> [DATA PROVIDED]:
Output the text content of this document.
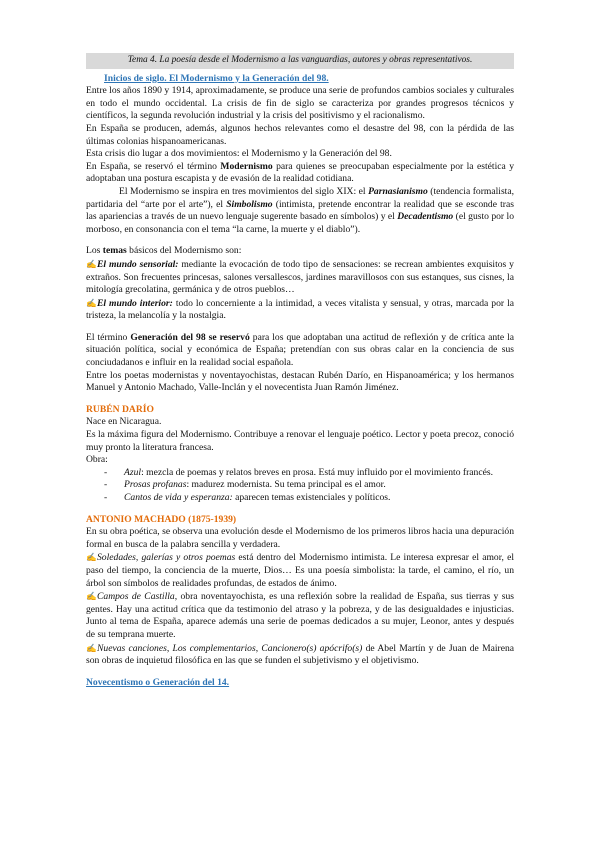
Tema 4. La poesía desde el Modernismo a las vanguardias, autores y obras representativos.
Inicios de siglo. El Modernismo y la Generación del 98.

Entre los años 1890 y 1914, aproximadamente, se produce una serie de profundos cambios sociales y culturales en todo el mundo occidental. La crisis de fin de siglo se caracteriza por grandes progresos técnicos y científicos, la segunda revolución industrial y la crisis del positivismo y el racionalismo.

En España se producen, además, algunos hechos relevantes como el desastre del 98, con la pérdida de las últimas colonias hispanoamericanas.

Esta crisis dio lugar a dos movimientos: el Modernismo y la Generación del 98.

En España, se reservó el término Modernismo para quienes se preocupaban especialmente por la estética y adoptaban una postura escapista y de evasión de la realidad cotidiana.

El Modernismo se inspira en tres movimientos del siglo XIX: el Parnasianismo (tendencia formalista, partidaria del “arte por el arte”), el Simbolismo (intimista, pretende encontrar la realidad que se esconde tras las apariencias a través de un nuevo lenguaje sugerente basado en símbolos) y el Decadentismo (el gusto por lo morboso, en consonancia con el tema “la carne, la muerte y el diablo”).

Los temas básicos del Modernismo son:

✍El mundo sensorial: mediante la evocación de todo tipo de sensaciones: se recrean ambientes exquisitos y extraños. Son frecuentes princesas, salones versallescos, jardines maravillosos con sus estanques, sus cisnes, la mitología grecolatina, germánica y de otros pueblos…

✍El mundo interior: todo lo concerniente a la intimidad, a veces vitalista y sensual, y otras, marcada por la tristeza, la melancolía y la nostalgia.

El término Generación del 98 se reservó para los que adoptaban una actitud de reflexión y de crítica ante la situación política, social y económica de España; pretendían con sus obras calar en la conciencia de sus conciudadanos e influir en la realidad social española.

Entre los poetas modernistas y noventayochistas, destacan Rubén Darío, en Hispanoamérica; y los hermanos Manuel y Antonio Machado, Valle-Inclán y el novecentista Juan Ramón Jiménez.

RUBÉN DARÍO

Nace en Nicaragua.

Es la máxima figura del Modernismo. Contribuye a renovar el lenguaje poético. Lector y poeta precoz, conoció muy pronto la literatura francesa.

Obra:

- Azul: mezcla de poemas y relatos breves en prosa. Está muy influido por el movimiento francés.
- Prosas profanas: madurez modernista. Su tema principal es el amor.
- Cantos de vida y esperanza: aparecen temas existenciales y políticos.
ANTONIO MACHADO (1875-1939)

En su obra poética, se observa una evolución desde el Modernismo de los primeros libros hacia una depuración formal en busca de la palabra sencilla y verdadera.

✍Soledades, galerías y otros poemas está dentro del Modernismo intimista. Le interesa expresar el amor, el paso del tiempo, la conciencia de la muerte, Dios… Es una poesía simbolista: la tarde, el camino, el río, un árbol son símbolos de realidades profundas, de estados de ánimo.

✍Campos de Castilla, obra noventayochista, es una reflexión sobre la realidad de España, sus tierras y sus gentes. Hay una actitud crítica que da testimonio del atraso y la pobreza, y de las desigualdades e injusticias. Junto al tema de España, aparece además una serie de poemas dedicados a su mujer, Leonor, antes y después de su temprana muerte.

✍Nuevas canciones, Los complementarios, Cancionero(s) apócrifo(s) de Abel Martín y de Juan de Mairena son obras de inquietud filosófica en las que se funden el subjetivismo y el objetivismo.

Novecentismo o Generación del 14.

> [TASK DETAILS]:
Omit the images and transcribe all of the records above word for word.

> [TASK RESULT]:
Output the text content of this document.
Tema 4. La poesía desde el Modernismo a las vanguardias, autores y obras representativos.
Inicios de siglo. El Modernismo y la Generación del 98.

Entre los años 1890 y 1914, aproximadamente, se produce una serie de profundos cambios sociales y culturales en todo el mundo occidental. La crisis de fin de siglo se caracteriza por grandes progresos técnicos y científicos, la segunda revolución industrial y la crisis del positivismo y el racionalismo.

En España se producen, además, algunos hechos relevantes como el desastre del 98, con la pérdida de las últimas colonias hispanoamericanas.

Esta crisis dio lugar a dos movimientos: el Modernismo y la Generación del 98.

En España, se reservó el término Modernismo para quienes se preocupaban especialmente por la estética y adoptaban una postura escapista y de evasión de la realidad cotidiana.

El Modernismo se inspira en tres movimientos del siglo XIX: el Parnasianismo (tendencia formalista, partidaria del “arte por el arte”), el Simbolismo (intimista, pretende encontrar la realidad que se esconde tras las apariencias a través de un nuevo lenguaje sugerente basado en símbolos) y el Decadentismo (el gusto por lo morboso, en consonancia con el tema “la carne, la muerte y el diablo”).

Los temas básicos del Modernismo son:

✍El mundo sensorial: mediante la evocación de todo tipo de sensaciones: se recrean ambientes exquisitos y extraños. Son frecuentes princesas, salones versallescos, jardines maravillosos con sus estanques, sus cisnes, la mitología grecolatina, germánica y de otros pueblos…

✍El mundo interior: todo lo concerniente a la intimidad, a veces vitalista y sensual, y otras, marcada por la tristeza, la melancolía y la nostalgia.

El término Generación del 98 se reservó para los que adoptaban una actitud de reflexión y de crítica ante la situación política, social y económica de España; pretendían con sus obras calar en la conciencia de sus conciudadanos e influir en la realidad social española.

Entre los poetas modernistas y noventayochistas, destacan Rubén Darío, en Hispanoamérica; y los hermanos Manuel y Antonio Machado, Valle-Inclán y el novecentista Juan Ramón Jiménez.

RUBÉN DARÍO

Nace en Nicaragua.

Es la máxima figura del Modernismo. Contribuye a renovar el lenguaje poético. Lector y poeta precoz, conoció muy pronto la literatura francesa.

Obra:

- Azul: mezcla de poemas y relatos breves en prosa. Está muy influido por el movimiento francés.
- Prosas profanas: madurez modernista. Su tema principal es el amor.
- Cantos de vida y esperanza: aparecen temas existenciales y políticos.
ANTONIO MACHADO (1875-1939)

En su obra poética, se observa una evolución desde el Modernismo de los primeros libros hacia una depuración formal en busca de la palabra sencilla y verdadera.

✍Soledades, galerías y otros poemas está dentro del Modernismo intimista. Le interesa expresar el amor, el paso del tiempo, la conciencia de la muerte, Dios… Es una poesía simbolista: la tarde, el camino, el río, un árbol son símbolos de realidades profundas, de estados de ánimo.

✍Campos de Castilla, obra noventayochista, es una reflexión sobre la realidad de España, sus tierras y sus gentes. Hay una actitud crítica que da testimonio del atraso y la pobreza, y de las desigualdades e injusticias. Junto al tema de España, aparece además una serie de poemas dedicados a su mujer, Leonor, antes y después de su temprana muerte.

✍Nuevas canciones, Los complementarios, Cancionero(s) apócrifo(s) de Abel Martín y de Juan de Mairena son obras de inquietud filosófica en las que se funden el subjetivismo y el objetivismo.

Novecentismo o Generación del 14.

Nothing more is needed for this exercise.